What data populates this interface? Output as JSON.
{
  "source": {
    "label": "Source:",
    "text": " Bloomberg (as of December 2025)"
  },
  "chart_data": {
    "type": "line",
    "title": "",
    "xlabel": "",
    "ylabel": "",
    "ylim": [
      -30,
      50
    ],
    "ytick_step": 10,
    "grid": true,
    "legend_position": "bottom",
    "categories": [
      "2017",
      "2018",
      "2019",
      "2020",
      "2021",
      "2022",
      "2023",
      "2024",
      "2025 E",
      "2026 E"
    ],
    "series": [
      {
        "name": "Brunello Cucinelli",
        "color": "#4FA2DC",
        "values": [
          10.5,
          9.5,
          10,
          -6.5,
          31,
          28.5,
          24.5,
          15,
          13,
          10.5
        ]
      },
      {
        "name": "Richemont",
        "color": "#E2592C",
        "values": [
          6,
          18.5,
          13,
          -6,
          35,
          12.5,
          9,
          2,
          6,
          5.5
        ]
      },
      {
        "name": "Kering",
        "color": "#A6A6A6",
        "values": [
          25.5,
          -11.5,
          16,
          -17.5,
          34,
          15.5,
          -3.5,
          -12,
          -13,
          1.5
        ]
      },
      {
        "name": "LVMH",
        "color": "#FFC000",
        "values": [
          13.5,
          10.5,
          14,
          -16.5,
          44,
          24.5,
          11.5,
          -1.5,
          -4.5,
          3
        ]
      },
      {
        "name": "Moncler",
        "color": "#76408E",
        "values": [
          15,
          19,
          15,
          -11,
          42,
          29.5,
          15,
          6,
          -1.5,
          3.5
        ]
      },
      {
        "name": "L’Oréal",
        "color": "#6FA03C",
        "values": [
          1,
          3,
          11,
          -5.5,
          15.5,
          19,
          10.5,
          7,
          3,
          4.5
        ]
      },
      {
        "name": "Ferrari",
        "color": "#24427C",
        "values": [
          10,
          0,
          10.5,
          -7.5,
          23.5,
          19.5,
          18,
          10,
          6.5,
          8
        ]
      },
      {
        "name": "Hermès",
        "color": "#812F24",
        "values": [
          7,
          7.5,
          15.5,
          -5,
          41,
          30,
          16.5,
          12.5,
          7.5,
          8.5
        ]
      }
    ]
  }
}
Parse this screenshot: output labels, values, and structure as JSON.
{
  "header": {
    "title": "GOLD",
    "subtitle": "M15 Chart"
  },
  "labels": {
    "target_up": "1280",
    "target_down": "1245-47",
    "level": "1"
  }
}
______
WORK TO DO.
Read the entries and select each line where the word "labels" is found.

RESPONSE TO THIS EXERCISE.
Parse this screenshot: output labels, values, and structure as JSON.
  "labels": {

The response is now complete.